:: EXERCISE REQUIREMENTS ::
Reproduce each line bearing the word "Grilled".

:: ENTRIES SHOWN ::
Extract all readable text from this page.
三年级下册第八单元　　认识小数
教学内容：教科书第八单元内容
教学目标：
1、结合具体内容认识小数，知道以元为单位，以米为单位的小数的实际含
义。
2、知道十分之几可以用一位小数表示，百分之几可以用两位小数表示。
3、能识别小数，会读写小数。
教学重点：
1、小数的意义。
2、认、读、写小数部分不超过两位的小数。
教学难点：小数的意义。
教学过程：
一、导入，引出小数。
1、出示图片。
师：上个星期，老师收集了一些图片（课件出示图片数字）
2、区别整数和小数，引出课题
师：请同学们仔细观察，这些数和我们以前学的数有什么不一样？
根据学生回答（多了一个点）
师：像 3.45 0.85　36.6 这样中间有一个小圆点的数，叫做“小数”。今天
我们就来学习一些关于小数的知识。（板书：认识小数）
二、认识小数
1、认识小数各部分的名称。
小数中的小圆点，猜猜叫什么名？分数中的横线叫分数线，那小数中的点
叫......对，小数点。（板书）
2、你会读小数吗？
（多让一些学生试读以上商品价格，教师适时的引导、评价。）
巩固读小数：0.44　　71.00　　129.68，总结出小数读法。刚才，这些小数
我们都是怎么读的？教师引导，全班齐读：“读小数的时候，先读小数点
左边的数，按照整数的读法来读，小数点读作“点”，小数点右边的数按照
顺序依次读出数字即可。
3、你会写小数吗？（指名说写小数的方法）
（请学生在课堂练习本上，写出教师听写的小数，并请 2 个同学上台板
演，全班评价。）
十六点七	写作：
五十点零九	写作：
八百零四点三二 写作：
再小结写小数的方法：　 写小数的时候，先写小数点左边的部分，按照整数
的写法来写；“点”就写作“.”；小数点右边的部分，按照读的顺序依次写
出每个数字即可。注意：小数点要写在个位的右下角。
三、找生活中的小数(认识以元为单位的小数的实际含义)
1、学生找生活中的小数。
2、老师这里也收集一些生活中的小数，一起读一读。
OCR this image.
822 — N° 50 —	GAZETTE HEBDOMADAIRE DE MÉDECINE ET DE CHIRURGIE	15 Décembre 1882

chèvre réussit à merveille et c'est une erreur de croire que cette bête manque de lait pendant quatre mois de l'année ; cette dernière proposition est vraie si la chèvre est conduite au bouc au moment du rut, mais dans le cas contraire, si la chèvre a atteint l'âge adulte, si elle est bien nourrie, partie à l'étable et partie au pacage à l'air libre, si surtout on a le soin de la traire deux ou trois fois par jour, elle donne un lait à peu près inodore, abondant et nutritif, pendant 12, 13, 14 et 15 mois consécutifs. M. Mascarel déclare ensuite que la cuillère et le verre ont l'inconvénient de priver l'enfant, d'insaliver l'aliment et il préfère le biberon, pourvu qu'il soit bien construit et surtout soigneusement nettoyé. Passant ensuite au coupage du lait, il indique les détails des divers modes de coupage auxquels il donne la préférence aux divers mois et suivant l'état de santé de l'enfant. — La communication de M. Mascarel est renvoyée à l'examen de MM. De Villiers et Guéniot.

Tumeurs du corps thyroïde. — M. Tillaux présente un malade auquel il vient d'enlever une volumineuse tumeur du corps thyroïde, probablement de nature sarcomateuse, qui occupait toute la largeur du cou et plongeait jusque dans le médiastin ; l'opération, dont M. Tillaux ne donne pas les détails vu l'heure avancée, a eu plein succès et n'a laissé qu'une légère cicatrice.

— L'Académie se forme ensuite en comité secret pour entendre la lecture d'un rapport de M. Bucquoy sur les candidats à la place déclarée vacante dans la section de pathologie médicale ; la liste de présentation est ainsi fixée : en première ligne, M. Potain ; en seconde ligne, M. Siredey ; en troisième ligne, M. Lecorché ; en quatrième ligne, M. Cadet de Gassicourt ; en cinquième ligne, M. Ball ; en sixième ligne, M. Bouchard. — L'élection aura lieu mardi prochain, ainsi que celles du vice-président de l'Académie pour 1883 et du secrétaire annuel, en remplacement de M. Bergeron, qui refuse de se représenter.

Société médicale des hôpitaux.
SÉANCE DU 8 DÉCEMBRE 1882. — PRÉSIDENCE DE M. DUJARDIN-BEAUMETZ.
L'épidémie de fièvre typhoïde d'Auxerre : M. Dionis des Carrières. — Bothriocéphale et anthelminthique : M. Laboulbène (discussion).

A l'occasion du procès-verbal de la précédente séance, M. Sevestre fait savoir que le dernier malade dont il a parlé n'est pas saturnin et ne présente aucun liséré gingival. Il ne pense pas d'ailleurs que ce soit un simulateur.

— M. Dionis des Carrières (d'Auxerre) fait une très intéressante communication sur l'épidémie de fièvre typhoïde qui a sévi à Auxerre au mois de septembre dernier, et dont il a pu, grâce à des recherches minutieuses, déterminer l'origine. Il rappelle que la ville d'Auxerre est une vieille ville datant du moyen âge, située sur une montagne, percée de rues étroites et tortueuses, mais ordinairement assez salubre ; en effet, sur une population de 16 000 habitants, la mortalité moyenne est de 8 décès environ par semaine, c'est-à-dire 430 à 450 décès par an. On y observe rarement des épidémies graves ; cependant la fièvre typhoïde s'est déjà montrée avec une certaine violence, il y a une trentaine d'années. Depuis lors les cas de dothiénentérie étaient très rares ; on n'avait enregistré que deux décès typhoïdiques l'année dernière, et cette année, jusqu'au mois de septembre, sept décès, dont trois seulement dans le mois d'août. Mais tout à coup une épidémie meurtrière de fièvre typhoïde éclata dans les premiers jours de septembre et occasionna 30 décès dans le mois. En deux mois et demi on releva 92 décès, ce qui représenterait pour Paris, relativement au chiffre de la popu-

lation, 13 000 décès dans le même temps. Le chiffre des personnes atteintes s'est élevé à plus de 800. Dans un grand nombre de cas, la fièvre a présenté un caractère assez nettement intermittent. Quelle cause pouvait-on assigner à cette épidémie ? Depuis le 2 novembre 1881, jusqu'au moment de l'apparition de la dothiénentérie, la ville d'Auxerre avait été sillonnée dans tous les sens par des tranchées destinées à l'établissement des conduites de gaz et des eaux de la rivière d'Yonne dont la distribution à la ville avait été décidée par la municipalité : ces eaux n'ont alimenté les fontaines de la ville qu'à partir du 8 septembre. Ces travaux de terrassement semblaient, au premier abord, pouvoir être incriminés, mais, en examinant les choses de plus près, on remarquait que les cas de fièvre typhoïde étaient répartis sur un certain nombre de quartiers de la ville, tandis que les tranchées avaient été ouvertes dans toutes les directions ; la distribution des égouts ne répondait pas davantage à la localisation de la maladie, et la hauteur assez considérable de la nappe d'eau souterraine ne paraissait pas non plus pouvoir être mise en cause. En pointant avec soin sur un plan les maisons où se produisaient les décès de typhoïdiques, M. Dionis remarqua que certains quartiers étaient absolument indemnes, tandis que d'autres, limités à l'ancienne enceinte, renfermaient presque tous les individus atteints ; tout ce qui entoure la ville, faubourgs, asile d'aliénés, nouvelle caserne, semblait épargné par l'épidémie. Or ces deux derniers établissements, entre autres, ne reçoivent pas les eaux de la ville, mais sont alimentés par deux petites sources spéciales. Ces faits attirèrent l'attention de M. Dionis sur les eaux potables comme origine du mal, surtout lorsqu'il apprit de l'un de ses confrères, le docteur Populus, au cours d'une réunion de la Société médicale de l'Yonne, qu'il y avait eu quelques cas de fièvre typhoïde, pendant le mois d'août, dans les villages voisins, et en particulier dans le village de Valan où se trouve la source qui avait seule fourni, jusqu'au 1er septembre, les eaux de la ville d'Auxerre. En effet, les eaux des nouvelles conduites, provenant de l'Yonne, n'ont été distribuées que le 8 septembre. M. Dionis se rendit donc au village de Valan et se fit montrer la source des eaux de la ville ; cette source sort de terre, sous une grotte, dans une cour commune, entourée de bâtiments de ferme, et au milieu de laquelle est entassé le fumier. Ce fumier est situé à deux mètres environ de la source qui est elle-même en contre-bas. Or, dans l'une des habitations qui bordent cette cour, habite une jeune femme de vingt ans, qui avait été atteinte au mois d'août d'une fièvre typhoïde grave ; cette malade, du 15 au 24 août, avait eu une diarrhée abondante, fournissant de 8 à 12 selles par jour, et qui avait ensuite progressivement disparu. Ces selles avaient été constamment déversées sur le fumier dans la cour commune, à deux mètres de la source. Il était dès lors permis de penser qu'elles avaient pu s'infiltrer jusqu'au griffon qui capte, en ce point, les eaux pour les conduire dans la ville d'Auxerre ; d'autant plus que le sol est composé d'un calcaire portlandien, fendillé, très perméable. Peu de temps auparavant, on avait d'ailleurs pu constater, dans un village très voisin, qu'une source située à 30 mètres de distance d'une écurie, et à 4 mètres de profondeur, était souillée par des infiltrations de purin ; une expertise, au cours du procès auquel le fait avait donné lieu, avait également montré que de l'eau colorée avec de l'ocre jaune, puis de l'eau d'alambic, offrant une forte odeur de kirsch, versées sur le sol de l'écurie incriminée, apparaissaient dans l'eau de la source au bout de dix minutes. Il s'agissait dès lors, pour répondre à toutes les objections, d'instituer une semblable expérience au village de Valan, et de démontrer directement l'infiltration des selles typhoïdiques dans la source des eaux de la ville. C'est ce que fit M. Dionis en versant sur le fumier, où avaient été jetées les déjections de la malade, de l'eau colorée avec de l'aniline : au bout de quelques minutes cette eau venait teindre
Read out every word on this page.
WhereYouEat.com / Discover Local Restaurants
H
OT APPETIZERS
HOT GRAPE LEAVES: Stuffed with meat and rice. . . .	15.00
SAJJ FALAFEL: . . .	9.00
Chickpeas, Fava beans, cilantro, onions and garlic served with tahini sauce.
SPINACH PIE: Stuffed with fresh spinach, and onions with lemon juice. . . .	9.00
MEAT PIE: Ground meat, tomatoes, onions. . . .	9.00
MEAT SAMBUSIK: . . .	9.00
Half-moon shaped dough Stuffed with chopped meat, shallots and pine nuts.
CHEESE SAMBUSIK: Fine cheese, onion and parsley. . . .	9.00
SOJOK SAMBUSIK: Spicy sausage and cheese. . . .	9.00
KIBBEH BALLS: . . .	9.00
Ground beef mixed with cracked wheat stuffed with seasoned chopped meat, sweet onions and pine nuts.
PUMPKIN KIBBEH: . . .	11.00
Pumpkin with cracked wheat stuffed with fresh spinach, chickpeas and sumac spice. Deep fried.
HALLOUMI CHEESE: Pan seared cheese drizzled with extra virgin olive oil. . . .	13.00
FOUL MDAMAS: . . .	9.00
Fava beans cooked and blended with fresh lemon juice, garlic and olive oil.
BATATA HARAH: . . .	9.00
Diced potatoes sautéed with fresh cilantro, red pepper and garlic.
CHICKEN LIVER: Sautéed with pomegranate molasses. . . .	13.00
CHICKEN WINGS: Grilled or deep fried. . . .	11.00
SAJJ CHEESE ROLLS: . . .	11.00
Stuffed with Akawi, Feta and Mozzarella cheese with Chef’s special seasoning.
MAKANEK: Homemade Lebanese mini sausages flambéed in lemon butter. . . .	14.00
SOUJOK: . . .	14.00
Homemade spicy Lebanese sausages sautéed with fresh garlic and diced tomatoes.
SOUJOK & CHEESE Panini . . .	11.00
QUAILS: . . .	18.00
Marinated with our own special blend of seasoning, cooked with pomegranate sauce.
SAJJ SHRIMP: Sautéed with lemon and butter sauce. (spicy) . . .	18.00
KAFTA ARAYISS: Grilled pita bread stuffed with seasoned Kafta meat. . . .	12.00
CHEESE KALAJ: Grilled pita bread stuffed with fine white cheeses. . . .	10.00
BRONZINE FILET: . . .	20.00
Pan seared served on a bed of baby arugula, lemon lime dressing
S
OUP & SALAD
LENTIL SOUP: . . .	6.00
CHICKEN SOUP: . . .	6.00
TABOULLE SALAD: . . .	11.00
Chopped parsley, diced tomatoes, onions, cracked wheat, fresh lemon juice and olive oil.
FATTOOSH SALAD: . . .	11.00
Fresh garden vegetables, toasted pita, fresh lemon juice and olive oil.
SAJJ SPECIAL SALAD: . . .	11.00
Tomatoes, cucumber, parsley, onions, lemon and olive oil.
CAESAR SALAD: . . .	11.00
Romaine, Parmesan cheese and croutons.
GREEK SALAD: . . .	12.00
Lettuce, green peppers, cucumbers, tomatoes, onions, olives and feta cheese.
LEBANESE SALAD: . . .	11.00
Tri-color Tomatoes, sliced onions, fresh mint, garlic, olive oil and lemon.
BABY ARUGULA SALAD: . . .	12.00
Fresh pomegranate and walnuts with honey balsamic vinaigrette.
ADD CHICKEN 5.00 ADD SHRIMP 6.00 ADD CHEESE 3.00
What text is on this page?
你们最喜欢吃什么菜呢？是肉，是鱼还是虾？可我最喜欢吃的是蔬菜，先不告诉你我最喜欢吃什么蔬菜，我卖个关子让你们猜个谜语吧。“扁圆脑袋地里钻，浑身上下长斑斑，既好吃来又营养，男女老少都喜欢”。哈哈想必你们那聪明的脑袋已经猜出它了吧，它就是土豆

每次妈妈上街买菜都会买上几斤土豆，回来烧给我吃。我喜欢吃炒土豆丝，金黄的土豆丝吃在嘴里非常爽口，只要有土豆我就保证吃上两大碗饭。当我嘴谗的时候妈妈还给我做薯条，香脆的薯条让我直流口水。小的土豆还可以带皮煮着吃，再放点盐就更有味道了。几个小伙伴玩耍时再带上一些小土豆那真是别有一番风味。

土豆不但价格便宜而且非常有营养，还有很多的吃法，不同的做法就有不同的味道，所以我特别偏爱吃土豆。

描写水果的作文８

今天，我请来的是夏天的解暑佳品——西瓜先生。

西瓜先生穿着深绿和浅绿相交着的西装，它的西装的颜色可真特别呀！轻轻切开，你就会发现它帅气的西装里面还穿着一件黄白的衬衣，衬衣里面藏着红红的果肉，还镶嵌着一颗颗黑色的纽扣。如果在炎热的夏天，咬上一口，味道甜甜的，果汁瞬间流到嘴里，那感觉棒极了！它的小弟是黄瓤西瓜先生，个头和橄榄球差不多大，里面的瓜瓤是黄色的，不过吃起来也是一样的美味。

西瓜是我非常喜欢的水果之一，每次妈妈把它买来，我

:: RESULT OF THIS EXERCISE ::
CHICKEN WINGS: Grilled or deep fried. . . .	11.00
KAFTA ARAYISS: Grilled pita bread stuffed with seasoned Kafta meat. . . .	12.00
CHEESE KALAJ: Grilled pita bread stuffed with fine white cheeses. . . .	10.00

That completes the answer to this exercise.